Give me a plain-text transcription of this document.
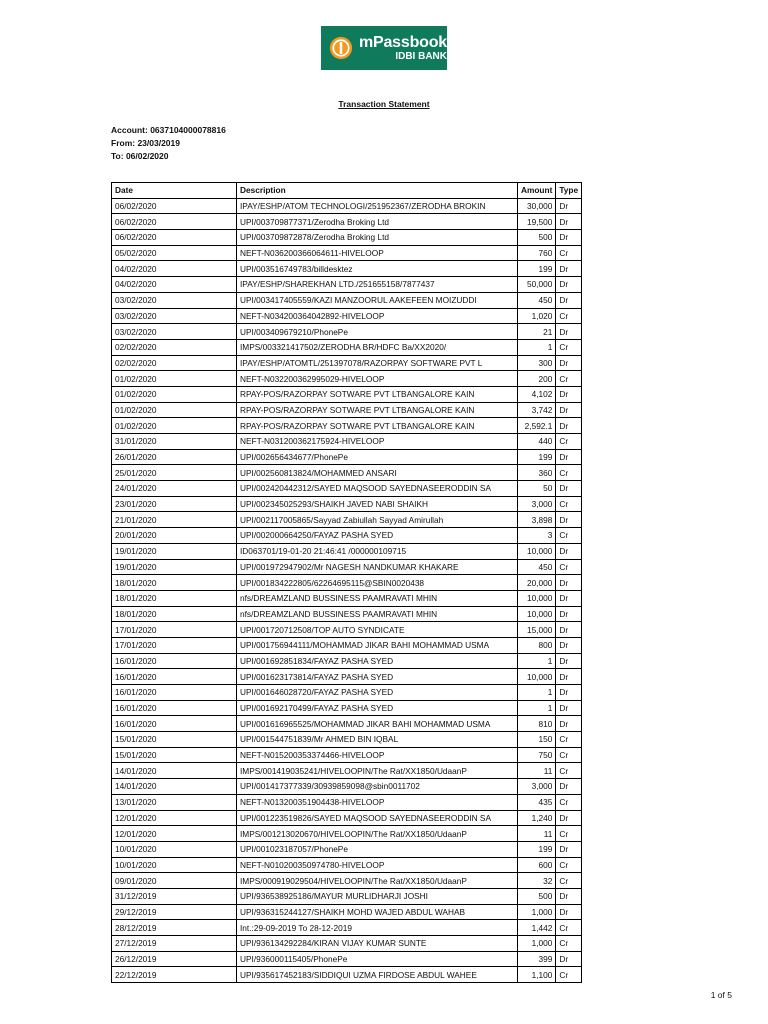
mPassbook
IDBI BANK
Transaction Statement
Account: 0637104000078816
From: 23/03/2019
To: 06/02/2020
Date	Description	Amount	Type
06/02/2020	IPAY/ESHP/ATOM TECHNOLOGI/251952367/ZERODHA BROKIN	30,000	Dr
06/02/2020	UPI/003709877371/Zerodha Broking Ltd	19,500	Dr
06/02/2020	UPI/003709872878/Zerodha Broking Ltd	500	Dr
05/02/2020	NEFT-N036200366064611-HIVELOOP	760	Cr
04/02/2020	UPI/003516749783/billdesktez	199	Dr
04/02/2020	IPAY/ESHP/SHAREKHAN LTD./251655158/7877437	50,000	Dr
03/02/2020	UPI/003417405559/KAZI MANZOORUL AAKEFEEN MOIZUDDI	450	Dr
03/02/2020	NEFT-N034200364042892-HIVELOOP	1,020	Cr
03/02/2020	UPI/003409679210/PhonePe	21	Dr
02/02/2020	IMPS/003321417502/ZERODHA BR/HDFC Ba/XX2020/	1	Cr
02/02/2020	IPAY/ESHP/ATOMTL/251397078/RAZORPAY SOFTWARE PVT L	300	Dr
01/02/2020	NEFT-N032200362995029-HIVELOOP	200	Cr
01/02/2020	RPAY-POS/RAZORPAY SOTWARE PVT LTBANGALORE KAIN	4,102	Dr
01/02/2020	RPAY-POS/RAZORPAY SOTWARE PVT LTBANGALORE KAIN	3,742	Dr
01/02/2020	RPAY-POS/RAZORPAY SOTWARE PVT LTBANGALORE KAIN	2,592.1	Dr
31/01/2020	NEFT-N031200362175924-HIVELOOP	440	Cr
26/01/2020	UPI/002656434677/PhonePe	199	Dr
25/01/2020	UPI/002560813824/MOHAMMED ANSARI	360	Cr
24/01/2020	UPI/002420442312/SAYED MAQSOOD SAYEDNASEERODDIN SA	50	Dr
23/01/2020	UPI/002345025293/SHAIKH JAVED NABI SHAIKH	3,000	Cr
21/01/2020	UPI/002117005865/Sayyad Zabiullah Sayyad Amirullah	3,898	Dr
20/01/2020	UPI/002000664250/FAYAZ PASHA SYED	3	Cr
19/01/2020	ID063701/19-01-20 21:46:41 /000000109715	10,000	Dr
19/01/2020	UPI/001972947902/Mr NAGESH NANDKUMAR KHAKARE	450	Cr
18/01/2020	UPI/001834222805/62264695115@SBIN0020438	20,000	Dr
18/01/2020	nfs/DREAMZLAND BUSSINESS PAAMRAVATI MHIN	10,000	Dr
18/01/2020	nfs/DREAMZLAND BUSSINESS PAAMRAVATI MHIN	10,000	Dr
17/01/2020	UPI/001720712508/TOP AUTO SYNDICATE	15,000	Dr
17/01/2020	UPI/001756944111/MOHAMMAD JIKAR BAHI MOHAMMAD USMA	800	Dr
16/01/2020	UPI/001692851834/FAYAZ PASHA SYED	1	Dr
16/01/2020	UPI/001623173814/FAYAZ PASHA SYED	10,000	Dr
16/01/2020	UPI/001646028720/FAYAZ PASHA SYED	1	Dr
16/01/2020	UPI/001692170499/FAYAZ PASHA SYED	1	Dr
16/01/2020	UPI/001616965525/MOHAMMAD JIKAR BAHI MOHAMMAD USMA	810	Dr
15/01/2020	UPI/001544751839/Mr AHMED BIN IQBAL	150	Cr
15/01/2020	NEFT-N015200353374466-HIVELOOP	750	Cr
14/01/2020	IMPS/001419035241/HIVELOOPIN/The Rat/XX1850/UdaanP	11	Cr
14/01/2020	UPI/001417377339/30939859098@sbin0011702	3,000	Dr
13/01/2020	NEFT-N013200351904438-HIVELOOP	435	Cr
12/01/2020	UPI/001223519826/SAYED MAQSOOD SAYEDNASEERODDIN SA	1,240	Dr
12/01/2020	IMPS/001213020670/HIVELOOPIN/The Rat/XX1850/UdaanP	11	Cr
10/01/2020	UPI/001023187057/PhonePe	199	Dr
10/01/2020	NEFT-N010200350974780-HIVELOOP	600	Cr
09/01/2020	IMPS/000919029504/HIVELOOPIN/The Rat/XX1850/UdaanP	32	Cr
31/12/2019	UPI/936538925186/MAYUR MURLIDHARJI JOSHI	500	Dr
29/12/2019	UPI/936315244127/SHAIKH MOHD WAJED ABDUL WAHAB	1,000	Dr
28/12/2019	Int.:29-09-2019 To 28-12-2019	1,442	Cr
27/12/2019	UPI/936134292284/KIRAN VIJAY KUMAR SUNTE	1,000	Cr
26/12/2019	UPI/936000115405/PhonePe	399	Dr
22/12/2019	UPI/935617452183/SIDDIQUI UZMA FIRDOSE ABDUL WAHEE	1,100	Cr
1 of 5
######
#### Requirement:
Leave out the pictures and copy everything else in the records word for word.

#### Task answer:
Give me a plain-text transcription of this document.
mPassbook
IDBI BANK
Transaction Statement
Account: 0637104000078816
From: 23/03/2019
To: 06/02/2020
Date	Description	Amount	Type
06/02/2020	IPAY/ESHP/ATOM TECHNOLOGI/251952367/ZERODHA BROKIN	30,000	Dr
06/02/2020	UPI/003709877371/Zerodha Broking Ltd	19,500	Dr
06/02/2020	UPI/003709872878/Zerodha Broking Ltd	500	Dr
05/02/2020	NEFT-N036200366064611-HIVELOOP	760	Cr
04/02/2020	UPI/003516749783/billdesktez	199	Dr
04/02/2020	IPAY/ESHP/SHAREKHAN LTD./251655158/7877437	50,000	Dr
03/02/2020	UPI/003417405559/KAZI MANZOORUL AAKEFEEN MOIZUDDI	450	Dr
03/02/2020	NEFT-N034200364042892-HIVELOOP	1,020	Cr
03/02/2020	UPI/003409679210/PhonePe	21	Dr
02/02/2020	IMPS/003321417502/ZERODHA BR/HDFC Ba/XX2020/	1	Cr
02/02/2020	IPAY/ESHP/ATOMTL/251397078/RAZORPAY SOFTWARE PVT L	300	Dr
01/02/2020	NEFT-N032200362995029-HIVELOOP	200	Cr
01/02/2020	RPAY-POS/RAZORPAY SOTWARE PVT LTBANGALORE KAIN	4,102	Dr
01/02/2020	RPAY-POS/RAZORPAY SOTWARE PVT LTBANGALORE KAIN	3,742	Dr
01/02/2020	RPAY-POS/RAZORPAY SOTWARE PVT LTBANGALORE KAIN	2,592.1	Dr
31/01/2020	NEFT-N031200362175924-HIVELOOP	440	Cr
26/01/2020	UPI/002656434677/PhonePe	199	Dr
25/01/2020	UPI/002560813824/MOHAMMED ANSARI	360	Cr
24/01/2020	UPI/002420442312/SAYED MAQSOOD SAYEDNASEERODDIN SA	50	Dr
23/01/2020	UPI/002345025293/SHAIKH JAVED NABI SHAIKH	3,000	Cr
21/01/2020	UPI/002117005865/Sayyad Zabiullah Sayyad Amirullah	3,898	Dr
20/01/2020	UPI/002000664250/FAYAZ PASHA SYED	3	Cr
19/01/2020	ID063701/19-01-20 21:46:41 /000000109715	10,000	Dr
19/01/2020	UPI/001972947902/Mr NAGESH NANDKUMAR KHAKARE	450	Cr
18/01/2020	UPI/001834222805/62264695115@SBIN0020438	20,000	Dr
18/01/2020	nfs/DREAMZLAND BUSSINESS PAAMRAVATI MHIN	10,000	Dr
18/01/2020	nfs/DREAMZLAND BUSSINESS PAAMRAVATI MHIN	10,000	Dr
17/01/2020	UPI/001720712508/TOP AUTO SYNDICATE	15,000	Dr
17/01/2020	UPI/001756944111/MOHAMMAD JIKAR BAHI MOHAMMAD USMA	800	Dr
16/01/2020	UPI/001692851834/FAYAZ PASHA SYED	1	Dr
16/01/2020	UPI/001623173814/FAYAZ PASHA SYED	10,000	Dr
16/01/2020	UPI/001646028720/FAYAZ PASHA SYED	1	Dr
16/01/2020	UPI/001692170499/FAYAZ PASHA SYED	1	Dr
16/01/2020	UPI/001616965525/MOHAMMAD JIKAR BAHI MOHAMMAD USMA	810	Dr
15/01/2020	UPI/001544751839/Mr AHMED BIN IQBAL	150	Cr
15/01/2020	NEFT-N015200353374466-HIVELOOP	750	Cr
14/01/2020	IMPS/001419035241/HIVELOOPIN/The Rat/XX1850/UdaanP	11	Cr
14/01/2020	UPI/001417377339/30939859098@sbin0011702	3,000	Dr
13/01/2020	NEFT-N013200351904438-HIVELOOP	435	Cr
12/01/2020	UPI/001223519826/SAYED MAQSOOD SAYEDNASEERODDIN SA	1,240	Dr
12/01/2020	IMPS/001213020670/HIVELOOPIN/The Rat/XX1850/UdaanP	11	Cr
10/01/2020	UPI/001023187057/PhonePe	199	Dr
10/01/2020	NEFT-N010200350974780-HIVELOOP	600	Cr
09/01/2020	IMPS/000919029504/HIVELOOPIN/The Rat/XX1850/UdaanP	32	Cr
31/12/2019	UPI/936538925186/MAYUR MURLIDHARJI JOSHI	500	Dr
29/12/2019	UPI/936315244127/SHAIKH MOHD WAJED ABDUL WAHAB	1,000	Dr
28/12/2019	Int.:29-09-2019 To 28-12-2019	1,442	Cr
27/12/2019	UPI/936134292284/KIRAN VIJAY KUMAR SUNTE	1,000	Cr
26/12/2019	UPI/936000115405/PhonePe	399	Dr
22/12/2019	UPI/935617452183/SIDDIQUI UZMA FIRDOSE ABDUL WAHEE	1,100	Cr
1 of 5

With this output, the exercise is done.